**** SUPPLIED RECORDS ****

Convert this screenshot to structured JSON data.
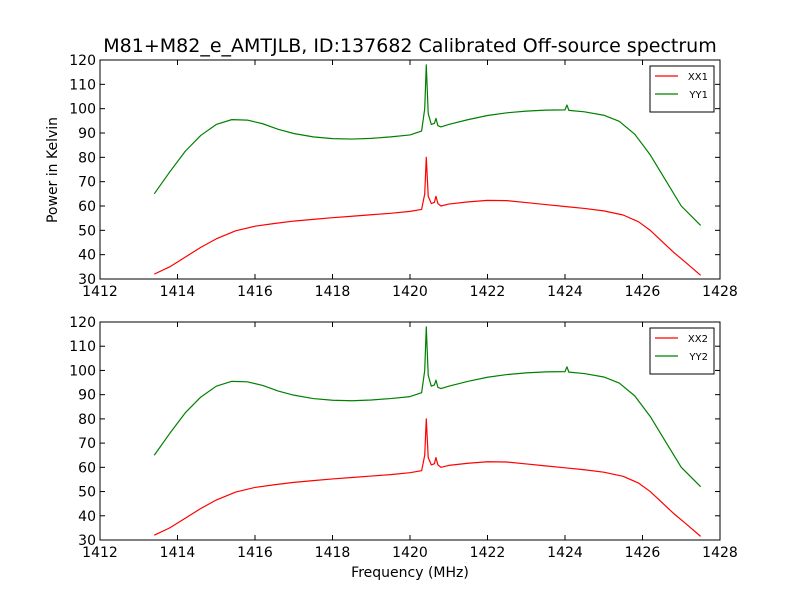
{
  "figure": {
    "title": "M81+M82_e_AMTJLB, ID:137682 Calibrated Off-source spectrum",
    "xlabel": "Frequency (MHz)",
    "ylabel": "Power in Kelvin"
  },
  "chart_data": [
    {
      "type": "line",
      "title": "M81+M82_e_AMTJLB, ID:137682 Calibrated Off-source spectrum",
      "xlabel": "",
      "ylabel": "Power in Kelvin",
      "xlim": [
        1412,
        1428
      ],
      "ylim": [
        30,
        120
      ],
      "xticks": [
        1412,
        1414,
        1416,
        1418,
        1420,
        1422,
        1424,
        1426,
        1428
      ],
      "yticks": [
        30,
        40,
        50,
        60,
        70,
        80,
        90,
        100,
        110,
        120
      ],
      "grid": false,
      "legend_position": "top-right",
      "series": [
        {
          "name": "XX1",
          "color": "#ff0000",
          "x": [
            1413.4,
            1413.8,
            1414.2,
            1414.6,
            1415.0,
            1415.5,
            1416.0,
            1416.5,
            1417.0,
            1417.5,
            1418.0,
            1418.5,
            1419.0,
            1419.5,
            1420.0,
            1420.3,
            1420.38,
            1420.42,
            1420.47,
            1420.55,
            1420.63,
            1420.67,
            1420.72,
            1420.8,
            1421.0,
            1421.5,
            1422.0,
            1422.5,
            1423.0,
            1423.5,
            1424.0,
            1424.5,
            1425.0,
            1425.5,
            1425.9,
            1426.2,
            1426.5,
            1426.8,
            1427.1,
            1427.5
          ],
          "y": [
            32,
            35,
            39,
            43,
            46.5,
            49.8,
            51.7,
            52.8,
            53.8,
            54.5,
            55.2,
            55.8,
            56.4,
            57.0,
            57.8,
            58.6,
            65,
            80,
            64,
            61,
            61.5,
            64,
            61,
            60,
            60.8,
            61.7,
            62.3,
            62.2,
            61.4,
            60.6,
            59.8,
            59.0,
            58.0,
            56.3,
            53.5,
            50,
            45.5,
            41,
            37,
            31.5
          ]
        },
        {
          "name": "YY1",
          "color": "#008000",
          "x": [
            1413.4,
            1413.8,
            1414.2,
            1414.6,
            1415.0,
            1415.4,
            1415.8,
            1416.2,
            1416.6,
            1417.0,
            1417.5,
            1418.0,
            1418.5,
            1419.0,
            1419.5,
            1420.0,
            1420.3,
            1420.38,
            1420.42,
            1420.47,
            1420.55,
            1420.63,
            1420.67,
            1420.72,
            1420.8,
            1421.0,
            1421.5,
            1422.0,
            1422.5,
            1423.0,
            1423.5,
            1424.0,
            1424.05,
            1424.1,
            1424.5,
            1425.0,
            1425.4,
            1425.8,
            1426.2,
            1426.6,
            1427.0,
            1427.5
          ],
          "y": [
            65,
            74,
            82.5,
            89,
            93.5,
            95.5,
            95.3,
            93.8,
            91.5,
            89.8,
            88.4,
            87.7,
            87.5,
            87.8,
            88.4,
            89.2,
            90.8,
            100,
            118,
            98,
            93.5,
            94,
            96,
            93,
            92.5,
            93.5,
            95.5,
            97.2,
            98.3,
            99.0,
            99.4,
            99.5,
            101.5,
            99.3,
            98.7,
            97.3,
            94.8,
            89.5,
            81,
            70.5,
            60,
            52
          ]
        }
      ]
    },
    {
      "type": "line",
      "title": "",
      "xlabel": "Frequency (MHz)",
      "ylabel": "",
      "xlim": [
        1412,
        1428
      ],
      "ylim": [
        30,
        120
      ],
      "xticks": [
        1412,
        1414,
        1416,
        1418,
        1420,
        1422,
        1424,
        1426,
        1428
      ],
      "yticks": [
        30,
        40,
        50,
        60,
        70,
        80,
        90,
        100,
        110,
        120
      ],
      "grid": false,
      "legend_position": "top-right",
      "series": [
        {
          "name": "XX2",
          "color": "#ff0000",
          "x": [
            1413.4,
            1413.8,
            1414.2,
            1414.6,
            1415.0,
            1415.5,
            1416.0,
            1416.5,
            1417.0,
            1417.5,
            1418.0,
            1418.5,
            1419.0,
            1419.5,
            1420.0,
            1420.3,
            1420.38,
            1420.42,
            1420.47,
            1420.55,
            1420.63,
            1420.67,
            1420.72,
            1420.8,
            1421.0,
            1421.5,
            1422.0,
            1422.5,
            1423.0,
            1423.5,
            1424.0,
            1424.5,
            1425.0,
            1425.5,
            1425.9,
            1426.2,
            1426.5,
            1426.8,
            1427.1,
            1427.5
          ],
          "y": [
            32,
            35,
            39,
            43,
            46.5,
            49.8,
            51.7,
            52.8,
            53.8,
            54.5,
            55.2,
            55.8,
            56.4,
            57.0,
            57.8,
            58.6,
            65,
            80,
            64,
            61,
            61.5,
            64,
            61,
            60,
            60.8,
            61.7,
            62.3,
            62.2,
            61.4,
            60.6,
            59.8,
            59.0,
            58.0,
            56.3,
            53.5,
            50,
            45.5,
            41,
            37,
            31.5
          ]
        },
        {
          "name": "YY2",
          "color": "#008000",
          "x": [
            1413.4,
            1413.8,
            1414.2,
            1414.6,
            1415.0,
            1415.4,
            1415.8,
            1416.2,
            1416.6,
            1417.0,
            1417.5,
            1418.0,
            1418.5,
            1419.0,
            1419.5,
            1420.0,
            1420.3,
            1420.38,
            1420.42,
            1420.47,
            1420.55,
            1420.63,
            1420.67,
            1420.72,
            1420.8,
            1421.0,
            1421.5,
            1422.0,
            1422.5,
            1423.0,
            1423.5,
            1424.0,
            1424.05,
            1424.1,
            1424.5,
            1425.0,
            1425.4,
            1425.8,
            1426.2,
            1426.6,
            1427.0,
            1427.5
          ],
          "y": [
            65,
            74,
            82.5,
            89,
            93.5,
            95.5,
            95.3,
            93.8,
            91.5,
            89.8,
            88.4,
            87.7,
            87.5,
            87.8,
            88.4,
            89.2,
            90.8,
            100,
            118,
            98,
            93.5,
            94,
            96,
            93,
            92.5,
            93.5,
            95.5,
            97.2,
            98.3,
            99.0,
            99.4,
            99.5,
            101.5,
            99.3,
            98.7,
            97.3,
            94.8,
            89.5,
            81,
            70.5,
            60,
            52
          ]
        }
      ]
    }
  ]
}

****

◆ WHAT THE TASK REQUIRES
Pick out, from the lines above, every one that contains the string "ylabel".

◆ WORKED ANSWER
    "ylabel": "Power in Kelvin"
      "ylabel": "Power in Kelvin",
      "ylabel": "",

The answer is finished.